SUPPLIED ENTRIES:
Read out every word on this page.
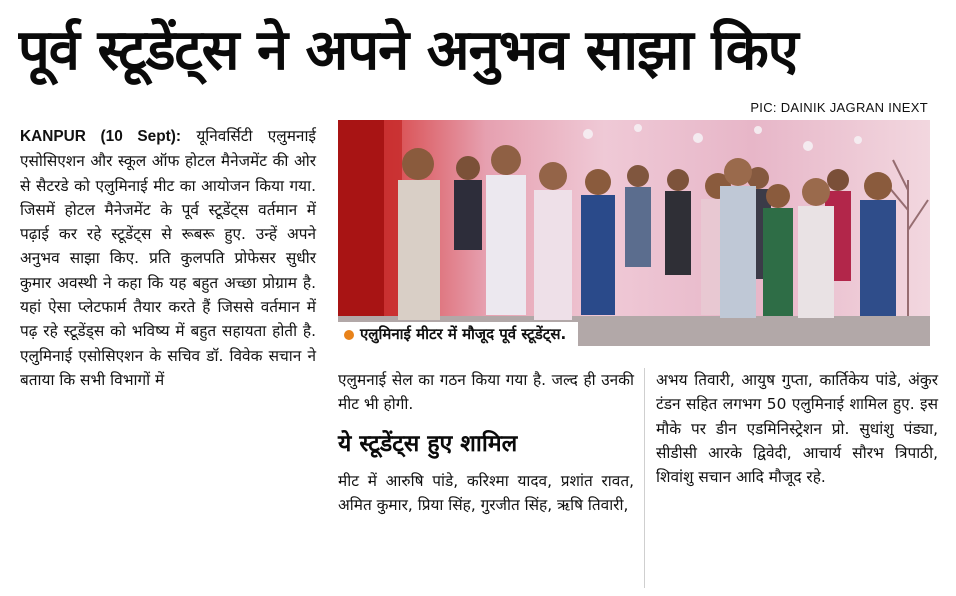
पूर्व स्टूडेंट्स ने अपने अनुभव साझा किए
PIC: DAINIK JAGRAN INEXT

KANPUR (10 Sept): यूनिवर्सिटी एलुमनाई एसोसिएशन और स्कूल ऑफ होटल मैनेजमेंट की ओर से सैटरडे को एलुमिनाई मीट का आयोजन किया गया. जिसमें होटल मैनेजमेंट के पूर्व स्टूडेंट्स वर्तमान में पढ़ाई कर रहे स्टूडेंट्स से रूबरू हुए. उन्हें अपने अनुभव साझा किए. प्रति कुलपति प्रोफेसर सुधीर कुमार अवस्थी ने कहा कि यह बहुत अच्छा प्रोग्राम है. यहां ऐसा प्लेटफार्म तैयार करते हैं जिससे वर्तमान में पढ़ रहे स्टूडेंड्स को भविष्य में बहुत सहायता होती है. एलुमिनाई एसोसिएशन के सचिव डॉ. विवेक सचान ने बताया कि सभी विभागों में

एलुमिनाई मीटर में मौजूद पूर्व स्टूडेंट्स.

एलुमनाई सेल का गठन किया गया है. जल्द ही उनकी मीट भी होगी.

ये स्टूडेंट्स हुए शामिल

मीट में आरुषि पांडे, करिश्मा यादव, प्रशांत रावत, अमित कुमार, प्रिया सिंह, गुरजीत सिंह, ऋषि तिवारी,

अभय तिवारी, आयुष गुप्ता, कार्तिकेय पांडे, अंकुर टंडन सहित लगभग 50 एलुमिनाई शामिल हुए. इस मौके पर डीन एडमिनिस्ट्रेशन प्रो. सुधांशु पंड्या, सीडीसी आरके द्विवेदी, आचार्य सौरभ त्रिपाठी, शिवांशु सचान आदि मौजूद रहे.
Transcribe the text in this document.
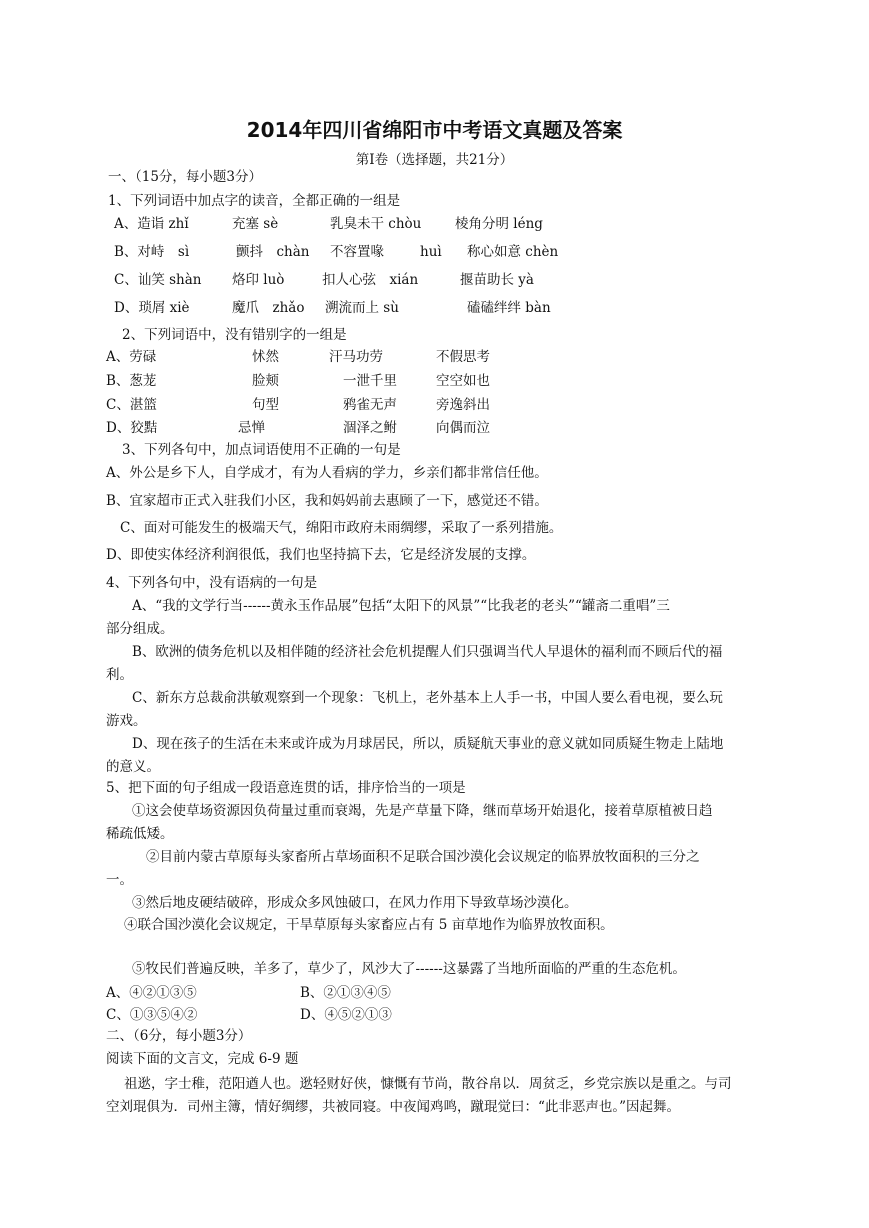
2014年四川省绵阳市中考语文真题及答案
第Ⅰ卷（选择题，共21分）
一、（15分，每小题3分）
1、下列词语中加点字的读音，全都正确的一组是
A、造诣 zhǐ	充塞 sè	乳臭未干 chòu 棱角分明 léng
B、对峙　sì	颤抖　chàn 不容置喙	huì 称心如意 chèn
C、讪笑 shàn 烙印 luò	扣人心弦　xián	揠苗助长 yà
D、琐屑 xiè	魔爪　zhǎo 溯流而上 sù	磕磕绊绊 bàn
2、下列词语中，没有错别字的一组是
A、劳碌	怵然	汗马功劳	不假思考
B、葱茏	脸颊	一泄千里	空空如也
C、湛篮	句型	鸦雀无声	旁逸斜出
D、狡黠	忌惮	涸泽之鲋	向偶而泣
3、下列各句中，加点词语使用不正确的一句是
A、外公是乡下人，自学成才，有为人看病的学力，乡亲们都非常信任他。
B、宜家超市正式入驻我们小区，我和妈妈前去惠顾了一下，感觉还不错。
C、面对可能发生的极端天气，绵阳市政府未雨绸缪，采取了一系列措施。
D、即使实体经济利润很低，我们也坚持搞下去，它是经济发展的支撑。
4、下列各句中，没有语病的一句是
A、“我的文学行当------黄永玉作品展”包括“太阳下的风景”“比我老的老头”“罐斋二重唱”三
部分组成。
B、欧洲的债务危机以及相伴随的经济社会危机提醒人们只强调当代人早退休的福利而不顾后代的福
利。
C、新东方总裁俞洪敏观察到一个现象：飞机上，老外基本上人手一书，中国人要么看电视，要么玩
游戏。
D、现在孩子的生活在未来或许成为月球居民，所以，质疑航天事业的意义就如同质疑生物走上陆地
的意义。
5、把下面的句子组成一段语意连贯的话，排序恰当的一项是
①这会使草场资源因负荷量过重而衰竭，先是产草量下降，继而草场开始退化，接着草原植被日趋
稀疏低矮。
②目前内蒙古草原每头家畜所占草场面积不足联合国沙漠化会议规定的临界放牧面积的三分之
一。
③然后地皮硬结破碎，形成众多风蚀破口，在风力作用下导致草场沙漠化。
④联合国沙漠化会议规定，干旱草原每头家畜应占有 5 亩草地作为临界放牧面积。
⑤牧民们普遍反映，羊多了，草少了，风沙大了------这暴露了当地所面临的严重的生态危机。
A、④②①③⑤	B、②①③④⑤
C、①③⑤④②	D、④⑤②①③
二、（6分，每小题3分）
阅读下面的文言文，完成 6-9 题
祖逖，字士稚，范阳遒人也。逖轻财好侠，慷慨有节尚，散谷帛以．周贫乏，乡党宗族以是重之。与司
空刘琨俱为．司州主簿，情好绸缪，共被同寝。中夜闻鸡鸣，蹴琨觉曰：“此非恶声也。”因起舞。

TASK REQUIREMENTS:
Every record above should be written out again without change, except that the pictures are left out.

FULL SOLUTION:
Read out every word on this page.
पूर्व स्टूडेंट्स ने अपने अनुभव साझा किए
PIC: DAINIK JAGRAN INEXT

KANPUR (10 Sept): यूनिवर्सिटी एलुमनाई एसोसिएशन और स्कूल ऑफ होटल मैनेजमेंट की ओर से सैटरडे को एलुमिनाई मीट का आयोजन किया गया. जिसमें होटल मैनेजमेंट के पूर्व स्टूडेंट्स वर्तमान में पढ़ाई कर रहे स्टूडेंट्स से रूबरू हुए. उन्हें अपने अनुभव साझा किए. प्रति कुलपति प्रोफेसर सुधीर कुमार अवस्थी ने कहा कि यह बहुत अच्छा प्रोग्राम है. यहां ऐसा प्लेटफार्म तैयार करते हैं जिससे वर्तमान में पढ़ रहे स्टूडेंड्स को भविष्य में बहुत सहायता होती है. एलुमिनाई एसोसिएशन के सचिव डॉ. विवेक सचान ने बताया कि सभी विभागों में

एलुमिनाई मीटर में मौजूद पूर्व स्टूडेंट्स.

एलुमनाई सेल का गठन किया गया है. जल्द ही उनकी मीट भी होगी.

ये स्टूडेंट्स हुए शामिल

मीट में आरुषि पांडे, करिश्मा यादव, प्रशांत रावत, अमित कुमार, प्रिया सिंह, गुरजीत सिंह, ऋषि तिवारी,

अभय तिवारी, आयुष गुप्ता, कार्तिकेय पांडे, अंकुर टंडन सहित लगभग 50 एलुमिनाई शामिल हुए. इस मौके पर डीन एडमिनिस्ट्रेशन प्रो. सुधांशु पंड्या, सीडीसी आरके द्विवेदी, आचार्य सौरभ त्रिपाठी, शिवांशु सचान आदि मौजूद रहे.
Transcribe the text in this document.
2014年四川省绵阳市中考语文真题及答案
第Ⅰ卷（选择题，共21分）
一、（15分，每小题3分）
1、下列词语中加点字的读音，全都正确的一组是
A、造诣 zhǐ	充塞 sè	乳臭未干 chòu 棱角分明 léng
B、对峙　sì	颤抖　chàn 不容置喙	huì 称心如意 chèn
C、讪笑 shàn 烙印 luò	扣人心弦　xián	揠苗助长 yà
D、琐屑 xiè	魔爪　zhǎo 溯流而上 sù	磕磕绊绊 bàn
2、下列词语中，没有错别字的一组是
A、劳碌	怵然	汗马功劳	不假思考
B、葱茏	脸颊	一泄千里	空空如也
C、湛篮	句型	鸦雀无声	旁逸斜出
D、狡黠	忌惮	涸泽之鲋	向偶而泣
3、下列各句中，加点词语使用不正确的一句是
A、外公是乡下人，自学成才，有为人看病的学力，乡亲们都非常信任他。
B、宜家超市正式入驻我们小区，我和妈妈前去惠顾了一下，感觉还不错。
C、面对可能发生的极端天气，绵阳市政府未雨绸缪，采取了一系列措施。
D、即使实体经济利润很低，我们也坚持搞下去，它是经济发展的支撑。
4、下列各句中，没有语病的一句是
A、“我的文学行当------黄永玉作品展”包括“太阳下的风景”“比我老的老头”“罐斋二重唱”三
部分组成。
B、欧洲的债务危机以及相伴随的经济社会危机提醒人们只强调当代人早退休的福利而不顾后代的福
利。
C、新东方总裁俞洪敏观察到一个现象：飞机上，老外基本上人手一书，中国人要么看电视，要么玩
游戏。
D、现在孩子的生活在未来或许成为月球居民，所以，质疑航天事业的意义就如同质疑生物走上陆地
的意义。
5、把下面的句子组成一段语意连贯的话，排序恰当的一项是
①这会使草场资源因负荷量过重而衰竭，先是产草量下降，继而草场开始退化，接着草原植被日趋
稀疏低矮。
②目前内蒙古草原每头家畜所占草场面积不足联合国沙漠化会议规定的临界放牧面积的三分之
一。
③然后地皮硬结破碎，形成众多风蚀破口，在风力作用下导致草场沙漠化。
④联合国沙漠化会议规定，干旱草原每头家畜应占有 5 亩草地作为临界放牧面积。
⑤牧民们普遍反映，羊多了，草少了，风沙大了------这暴露了当地所面临的严重的生态危机。
A、④②①③⑤	B、②①③④⑤
C、①③⑤④②	D、④⑤②①③
二、（6分，每小题3分）
阅读下面的文言文，完成 6-9 题
祖逖，字士稚，范阳遒人也。逖轻财好侠，慷慨有节尚，散谷帛以．周贫乏，乡党宗族以是重之。与司
空刘琨俱为．司州主簿，情好绸缪，共被同寝。中夜闻鸡鸣，蹴琨觉曰：“此非恶声也。”因起舞。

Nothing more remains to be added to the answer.